• Task: Retype all of the data exactly as given.

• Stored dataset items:
________
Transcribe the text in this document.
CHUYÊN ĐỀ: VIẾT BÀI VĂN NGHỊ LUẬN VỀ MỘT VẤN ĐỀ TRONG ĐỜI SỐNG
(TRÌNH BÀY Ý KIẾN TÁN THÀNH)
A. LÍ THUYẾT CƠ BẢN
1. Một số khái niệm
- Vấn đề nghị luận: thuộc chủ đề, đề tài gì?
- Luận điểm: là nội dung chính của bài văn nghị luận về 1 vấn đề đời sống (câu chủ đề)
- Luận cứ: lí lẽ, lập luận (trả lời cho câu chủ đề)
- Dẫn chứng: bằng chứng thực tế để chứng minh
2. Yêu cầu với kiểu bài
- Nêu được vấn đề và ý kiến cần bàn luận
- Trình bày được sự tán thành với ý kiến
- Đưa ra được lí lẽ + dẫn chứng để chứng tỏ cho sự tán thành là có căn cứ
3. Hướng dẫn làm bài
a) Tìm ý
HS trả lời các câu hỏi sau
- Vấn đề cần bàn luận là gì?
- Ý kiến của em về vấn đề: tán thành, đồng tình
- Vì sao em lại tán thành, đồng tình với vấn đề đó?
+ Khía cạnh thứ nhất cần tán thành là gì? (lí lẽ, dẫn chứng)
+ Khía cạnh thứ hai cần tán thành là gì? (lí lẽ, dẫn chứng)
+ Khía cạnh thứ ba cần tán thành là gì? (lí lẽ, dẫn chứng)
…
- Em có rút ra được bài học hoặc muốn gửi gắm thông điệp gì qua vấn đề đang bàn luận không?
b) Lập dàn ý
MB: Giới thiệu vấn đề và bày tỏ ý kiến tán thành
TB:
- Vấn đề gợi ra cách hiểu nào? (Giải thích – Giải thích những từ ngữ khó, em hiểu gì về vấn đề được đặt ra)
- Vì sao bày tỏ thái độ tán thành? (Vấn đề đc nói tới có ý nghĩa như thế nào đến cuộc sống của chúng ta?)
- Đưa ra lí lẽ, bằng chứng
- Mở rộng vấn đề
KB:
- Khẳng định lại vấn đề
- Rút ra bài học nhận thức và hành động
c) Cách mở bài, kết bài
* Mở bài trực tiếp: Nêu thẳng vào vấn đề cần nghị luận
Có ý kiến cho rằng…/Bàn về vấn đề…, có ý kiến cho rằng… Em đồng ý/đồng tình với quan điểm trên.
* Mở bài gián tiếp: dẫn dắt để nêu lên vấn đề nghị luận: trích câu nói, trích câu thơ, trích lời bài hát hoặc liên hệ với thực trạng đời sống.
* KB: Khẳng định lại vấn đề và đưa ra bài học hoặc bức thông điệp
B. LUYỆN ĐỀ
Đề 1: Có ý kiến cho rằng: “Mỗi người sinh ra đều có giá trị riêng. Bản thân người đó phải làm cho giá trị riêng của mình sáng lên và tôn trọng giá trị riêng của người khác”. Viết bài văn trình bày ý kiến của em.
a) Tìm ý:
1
________
• The completed task:
Transcribe the text in this document.
CHUYÊN ĐỀ: VIẾT BÀI VĂN NGHỊ LUẬN VỀ MỘT VẤN ĐỀ TRONG ĐỜI SỐNG
(TRÌNH BÀY Ý KIẾN TÁN THÀNH)
A. LÍ THUYẾT CƠ BẢN
1. Một số khái niệm
- Vấn đề nghị luận: thuộc chủ đề, đề tài gì?
- Luận điểm: là nội dung chính của bài văn nghị luận về 1 vấn đề đời sống (câu chủ đề)
- Luận cứ: lí lẽ, lập luận (trả lời cho câu chủ đề)
- Dẫn chứng: bằng chứng thực tế để chứng minh
2. Yêu cầu với kiểu bài
- Nêu được vấn đề và ý kiến cần bàn luận
- Trình bày được sự tán thành với ý kiến
- Đưa ra được lí lẽ + dẫn chứng để chứng tỏ cho sự tán thành là có căn cứ
3. Hướng dẫn làm bài
a) Tìm ý
HS trả lời các câu hỏi sau
- Vấn đề cần bàn luận là gì?
- Ý kiến của em về vấn đề: tán thành, đồng tình
- Vì sao em lại tán thành, đồng tình với vấn đề đó?
+ Khía cạnh thứ nhất cần tán thành là gì? (lí lẽ, dẫn chứng)
+ Khía cạnh thứ hai cần tán thành là gì? (lí lẽ, dẫn chứng)
+ Khía cạnh thứ ba cần tán thành là gì? (lí lẽ, dẫn chứng)
…
- Em có rút ra được bài học hoặc muốn gửi gắm thông điệp gì qua vấn đề đang bàn luận không?
b) Lập dàn ý
MB: Giới thiệu vấn đề và bày tỏ ý kiến tán thành
TB:
- Vấn đề gợi ra cách hiểu nào? (Giải thích – Giải thích những từ ngữ khó, em hiểu gì về vấn đề được đặt ra)
- Vì sao bày tỏ thái độ tán thành? (Vấn đề đc nói tới có ý nghĩa như thế nào đến cuộc sống của chúng ta?)
- Đưa ra lí lẽ, bằng chứng
- Mở rộng vấn đề
KB:
- Khẳng định lại vấn đề
- Rút ra bài học nhận thức và hành động
c) Cách mở bài, kết bài
* Mở bài trực tiếp: Nêu thẳng vào vấn đề cần nghị luận
Có ý kiến cho rằng…/Bàn về vấn đề…, có ý kiến cho rằng… Em đồng ý/đồng tình với quan điểm trên.
* Mở bài gián tiếp: dẫn dắt để nêu lên vấn đề nghị luận: trích câu nói, trích câu thơ, trích lời bài hát hoặc liên hệ với thực trạng đời sống.
* KB: Khẳng định lại vấn đề và đưa ra bài học hoặc bức thông điệp
B. LUYỆN ĐỀ
Đề 1: Có ý kiến cho rằng: “Mỗi người sinh ra đều có giá trị riêng. Bản thân người đó phải làm cho giá trị riêng của mình sáng lên và tôn trọng giá trị riêng của người khác”. Viết bài văn trình bày ý kiến của em.
a) Tìm ý:
1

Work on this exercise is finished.